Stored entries
+ + + + +
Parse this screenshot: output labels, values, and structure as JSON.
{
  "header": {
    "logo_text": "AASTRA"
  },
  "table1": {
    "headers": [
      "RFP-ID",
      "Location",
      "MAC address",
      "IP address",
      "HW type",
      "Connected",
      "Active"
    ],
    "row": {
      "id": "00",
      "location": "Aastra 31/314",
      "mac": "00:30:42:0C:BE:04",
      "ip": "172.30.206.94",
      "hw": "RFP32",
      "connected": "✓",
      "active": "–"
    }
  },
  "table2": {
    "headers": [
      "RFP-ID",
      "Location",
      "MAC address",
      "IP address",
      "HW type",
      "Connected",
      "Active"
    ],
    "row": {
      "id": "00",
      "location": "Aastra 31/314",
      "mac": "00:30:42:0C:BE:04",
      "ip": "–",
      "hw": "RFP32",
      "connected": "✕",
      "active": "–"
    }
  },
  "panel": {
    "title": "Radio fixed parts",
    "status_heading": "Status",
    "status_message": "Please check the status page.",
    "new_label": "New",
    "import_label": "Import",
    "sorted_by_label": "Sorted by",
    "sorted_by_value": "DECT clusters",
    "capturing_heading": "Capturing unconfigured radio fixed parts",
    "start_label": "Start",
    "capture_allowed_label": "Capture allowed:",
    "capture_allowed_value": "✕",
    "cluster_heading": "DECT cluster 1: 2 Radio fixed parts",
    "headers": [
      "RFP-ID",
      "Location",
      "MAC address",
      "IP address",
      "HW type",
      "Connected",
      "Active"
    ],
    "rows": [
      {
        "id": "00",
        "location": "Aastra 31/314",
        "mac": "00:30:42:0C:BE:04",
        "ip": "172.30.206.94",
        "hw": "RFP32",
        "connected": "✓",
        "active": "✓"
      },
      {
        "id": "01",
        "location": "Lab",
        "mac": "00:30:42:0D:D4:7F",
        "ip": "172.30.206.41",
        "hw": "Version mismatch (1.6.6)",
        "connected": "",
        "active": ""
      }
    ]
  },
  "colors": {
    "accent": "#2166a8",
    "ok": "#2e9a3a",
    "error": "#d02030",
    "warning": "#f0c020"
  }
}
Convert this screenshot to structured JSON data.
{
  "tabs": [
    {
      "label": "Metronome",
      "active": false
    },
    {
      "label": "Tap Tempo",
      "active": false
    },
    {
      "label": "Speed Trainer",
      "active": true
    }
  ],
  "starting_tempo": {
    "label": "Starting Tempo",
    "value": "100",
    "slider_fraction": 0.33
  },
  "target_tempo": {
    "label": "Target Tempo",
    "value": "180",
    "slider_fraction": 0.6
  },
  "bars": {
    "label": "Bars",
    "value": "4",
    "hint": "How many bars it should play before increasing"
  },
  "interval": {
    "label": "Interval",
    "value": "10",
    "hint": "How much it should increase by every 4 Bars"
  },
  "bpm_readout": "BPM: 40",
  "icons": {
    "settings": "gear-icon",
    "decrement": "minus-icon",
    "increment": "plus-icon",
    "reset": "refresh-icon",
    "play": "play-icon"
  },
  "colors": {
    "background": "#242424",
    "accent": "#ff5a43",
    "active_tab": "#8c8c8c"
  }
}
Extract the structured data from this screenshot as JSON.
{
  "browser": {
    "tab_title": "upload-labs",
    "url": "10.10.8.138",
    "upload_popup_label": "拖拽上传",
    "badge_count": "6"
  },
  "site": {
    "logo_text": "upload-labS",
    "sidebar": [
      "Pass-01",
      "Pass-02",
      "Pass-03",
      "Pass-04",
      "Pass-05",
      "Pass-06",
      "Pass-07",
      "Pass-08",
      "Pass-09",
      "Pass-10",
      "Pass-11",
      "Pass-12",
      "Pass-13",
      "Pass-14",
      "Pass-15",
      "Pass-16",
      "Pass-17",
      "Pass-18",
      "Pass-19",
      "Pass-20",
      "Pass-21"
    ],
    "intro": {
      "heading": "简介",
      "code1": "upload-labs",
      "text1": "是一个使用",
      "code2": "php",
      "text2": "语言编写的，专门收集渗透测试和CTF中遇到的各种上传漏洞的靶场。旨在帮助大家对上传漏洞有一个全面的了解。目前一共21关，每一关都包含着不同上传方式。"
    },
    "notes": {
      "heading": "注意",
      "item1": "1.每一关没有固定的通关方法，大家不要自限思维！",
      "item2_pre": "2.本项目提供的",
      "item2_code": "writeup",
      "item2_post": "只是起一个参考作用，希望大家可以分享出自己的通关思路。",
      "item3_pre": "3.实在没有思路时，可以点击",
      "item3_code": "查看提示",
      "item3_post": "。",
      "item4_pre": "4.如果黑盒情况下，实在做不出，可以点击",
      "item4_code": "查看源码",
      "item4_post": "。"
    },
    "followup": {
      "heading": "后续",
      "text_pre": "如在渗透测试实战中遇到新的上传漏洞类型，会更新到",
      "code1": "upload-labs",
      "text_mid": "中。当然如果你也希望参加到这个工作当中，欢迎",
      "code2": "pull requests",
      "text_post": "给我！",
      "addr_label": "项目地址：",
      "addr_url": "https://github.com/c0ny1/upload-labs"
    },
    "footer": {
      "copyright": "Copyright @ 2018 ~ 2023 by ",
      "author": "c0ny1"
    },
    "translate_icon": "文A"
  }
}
+ + + + +
▶ BRIEF
Go through the listing above and restate it word for word.

▶ RESPONSE TO THIS EXERCISE
Parse this screenshot: output labels, values, and structure as JSON.
{
  "header": {
    "logo_text": "AASTRA"
  },
  "table1": {
    "headers": [
      "RFP-ID",
      "Location",
      "MAC address",
      "IP address",
      "HW type",
      "Connected",
      "Active"
    ],
    "row": {
      "id": "00",
      "location": "Aastra 31/314",
      "mac": "00:30:42:0C:BE:04",
      "ip": "172.30.206.94",
      "hw": "RFP32",
      "connected": "✓",
      "active": "–"
    }
  },
  "table2": {
    "headers": [
      "RFP-ID",
      "Location",
      "MAC address",
      "IP address",
      "HW type",
      "Connected",
      "Active"
    ],
    "row": {
      "id": "00",
      "location": "Aastra 31/314",
      "mac": "00:30:42:0C:BE:04",
      "ip": "–",
      "hw": "RFP32",
      "connected": "✕",
      "active": "–"
    }
  },
  "panel": {
    "title": "Radio fixed parts",
    "status_heading": "Status",
    "status_message": "Please check the status page.",
    "new_label": "New",
    "import_label": "Import",
    "sorted_by_label": "Sorted by",
    "sorted_by_value": "DECT clusters",
    "capturing_heading": "Capturing unconfigured radio fixed parts",
    "start_label": "Start",
    "capture_allowed_label": "Capture allowed:",
    "capture_allowed_value": "✕",
    "cluster_heading": "DECT cluster 1: 2 Radio fixed parts",
    "headers": [
      "RFP-ID",
      "Location",
      "MAC address",
      "IP address",
      "HW type",
      "Connected",
      "Active"
    ],
    "rows": [
      {
        "id": "00",
        "location": "Aastra 31/314",
        "mac": "00:30:42:0C:BE:04",
        "ip": "172.30.206.94",
        "hw": "RFP32",
        "connected": "✓",
        "active": "✓"
      },
      {
        "id": "01",
        "location": "Lab",
        "mac": "00:30:42:0D:D4:7F",
        "ip": "172.30.206.41",
        "hw": "Version mismatch (1.6.6)",
        "connected": "",
        "active": ""
      }
    ]
  },
  "colors": {
    "accent": "#2166a8",
    "ok": "#2e9a3a",
    "error": "#d02030",
    "warning": "#f0c020"
  }
}
Convert this screenshot to structured JSON data.
{
  "tabs": [
    {
      "label": "Metronome",
      "active": false
    },
    {
      "label": "Tap Tempo",
      "active": false
    },
    {
      "label": "Speed Trainer",
      "active": true
    }
  ],
  "starting_tempo": {
    "label": "Starting Tempo",
    "value": "100",
    "slider_fraction": 0.33
  },
  "target_tempo": {
    "label": "Target Tempo",
    "value": "180",
    "slider_fraction": 0.6
  },
  "bars": {
    "label": "Bars",
    "value": "4",
    "hint": "How many bars it should play before increasing"
  },
  "interval": {
    "label": "Interval",
    "value": "10",
    "hint": "How much it should increase by every 4 Bars"
  },
  "bpm_readout": "BPM: 40",
  "icons": {
    "settings": "gear-icon",
    "decrement": "minus-icon",
    "increment": "plus-icon",
    "reset": "refresh-icon",
    "play": "play-icon"
  },
  "colors": {
    "background": "#242424",
    "accent": "#ff5a43",
    "active_tab": "#8c8c8c"
  }
}
Extract the structured data from this screenshot as JSON.
{
  "browser": {
    "tab_title": "upload-labs",
    "url": "10.10.8.138",
    "upload_popup_label": "拖拽上传",
    "badge_count": "6"
  },
  "site": {
    "logo_text": "upload-labS",
    "sidebar": [
      "Pass-01",
      "Pass-02",
      "Pass-03",
      "Pass-04",
      "Pass-05",
      "Pass-06",
      "Pass-07",
      "Pass-08",
      "Pass-09",
      "Pass-10",
      "Pass-11",
      "Pass-12",
      "Pass-13",
      "Pass-14",
      "Pass-15",
      "Pass-16",
      "Pass-17",
      "Pass-18",
      "Pass-19",
      "Pass-20",
      "Pass-21"
    ],
    "intro": {
      "heading": "简介",
      "code1": "upload-labs",
      "text1": "是一个使用",
      "code2": "php",
      "text2": "语言编写的，专门收集渗透测试和CTF中遇到的各种上传漏洞的靶场。旨在帮助大家对上传漏洞有一个全面的了解。目前一共21关，每一关都包含着不同上传方式。"
    },
    "notes": {
      "heading": "注意",
      "item1": "1.每一关没有固定的通关方法，大家不要自限思维！",
      "item2_pre": "2.本项目提供的",
      "item2_code": "writeup",
      "item2_post": "只是起一个参考作用，希望大家可以分享出自己的通关思路。",
      "item3_pre": "3.实在没有思路时，可以点击",
      "item3_code": "查看提示",
      "item3_post": "。",
      "item4_pre": "4.如果黑盒情况下，实在做不出，可以点击",
      "item4_code": "查看源码",
      "item4_post": "。"
    },
    "followup": {
      "heading": "后续",
      "text_pre": "如在渗透测试实战中遇到新的上传漏洞类型，会更新到",
      "code1": "upload-labs",
      "text_mid": "中。当然如果你也希望参加到这个工作当中，欢迎",
      "code2": "pull requests",
      "text_post": "给我！",
      "addr_label": "项目地址：",
      "addr_url": "https://github.com/c0ny1/upload-labs"
    },
    "footer": {
      "copyright": "Copyright @ 2018 ~ 2023 by ",
      "author": "c0ny1"
    },
    "translate_icon": "文A"
  }
}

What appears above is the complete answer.